◆ **Exercise task**
Every line with the string "material" should be gathered.
--- start of Data listing ---
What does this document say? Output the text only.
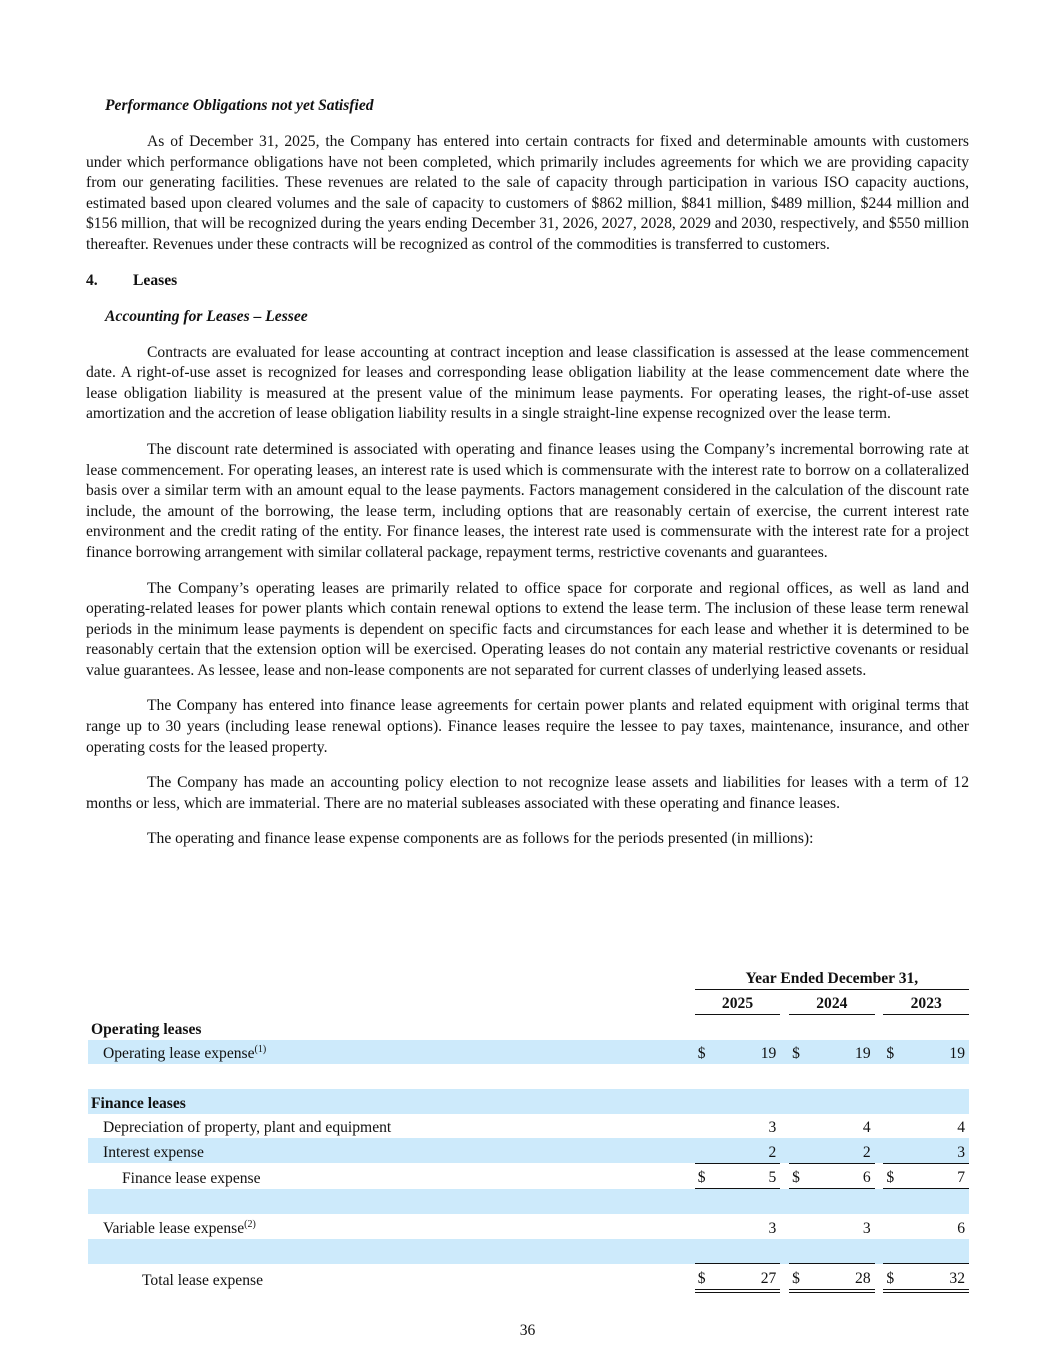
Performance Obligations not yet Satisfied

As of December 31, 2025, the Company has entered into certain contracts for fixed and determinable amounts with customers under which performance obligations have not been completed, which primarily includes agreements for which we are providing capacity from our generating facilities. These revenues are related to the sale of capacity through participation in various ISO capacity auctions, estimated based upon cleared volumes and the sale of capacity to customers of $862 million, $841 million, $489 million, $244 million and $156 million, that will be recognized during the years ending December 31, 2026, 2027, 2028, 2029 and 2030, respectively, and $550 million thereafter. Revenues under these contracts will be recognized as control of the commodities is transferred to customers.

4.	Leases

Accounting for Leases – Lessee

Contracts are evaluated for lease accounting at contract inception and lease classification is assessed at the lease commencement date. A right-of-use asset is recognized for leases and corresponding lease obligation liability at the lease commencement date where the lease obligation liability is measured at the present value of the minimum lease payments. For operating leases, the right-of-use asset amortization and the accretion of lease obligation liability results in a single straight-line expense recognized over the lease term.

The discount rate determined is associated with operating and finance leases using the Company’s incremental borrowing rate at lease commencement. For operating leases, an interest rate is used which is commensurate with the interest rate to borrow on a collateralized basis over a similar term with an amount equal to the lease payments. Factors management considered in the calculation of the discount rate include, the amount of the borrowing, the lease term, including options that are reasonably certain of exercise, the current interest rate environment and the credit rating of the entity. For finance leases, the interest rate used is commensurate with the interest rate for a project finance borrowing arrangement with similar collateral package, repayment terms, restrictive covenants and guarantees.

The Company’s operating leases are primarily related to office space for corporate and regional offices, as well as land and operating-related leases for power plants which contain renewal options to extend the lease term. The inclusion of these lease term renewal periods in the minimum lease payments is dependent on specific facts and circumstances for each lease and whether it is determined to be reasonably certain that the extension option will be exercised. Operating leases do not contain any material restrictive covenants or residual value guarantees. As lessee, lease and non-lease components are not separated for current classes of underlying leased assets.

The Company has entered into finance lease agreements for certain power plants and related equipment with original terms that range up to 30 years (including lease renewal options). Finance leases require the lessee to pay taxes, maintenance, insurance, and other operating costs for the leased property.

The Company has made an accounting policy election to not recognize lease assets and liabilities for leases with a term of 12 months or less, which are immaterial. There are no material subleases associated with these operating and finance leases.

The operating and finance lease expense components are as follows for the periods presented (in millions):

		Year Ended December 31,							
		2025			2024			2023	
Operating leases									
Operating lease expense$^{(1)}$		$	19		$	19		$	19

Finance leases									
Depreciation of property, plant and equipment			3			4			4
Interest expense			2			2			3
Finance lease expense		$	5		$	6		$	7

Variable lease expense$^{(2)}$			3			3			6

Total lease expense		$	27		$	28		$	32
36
--- end of Data listing ---
◆ **Finished exercise**
The Company’s operating leases are primarily related to office space for corporate and regional offices, as well as land and operating-related leases for power plants which contain renewal options to extend the lease term. The inclusion of these lease term renewal periods in the minimum lease payments is dependent on specific facts and circumstances for each lease and whether it is determined to be reasonably certain that the extension option will be exercised. Operating leases do not contain any material restrictive covenants or residual value guarantees. As lessee, lease and non-lease components are not separated for current classes of underlying leased assets.
The Company has made an accounting policy election to not recognize lease assets and liabilities for leases with a term of 12 months or less, which are immaterial. There are no material subleases associated with these operating and finance leases.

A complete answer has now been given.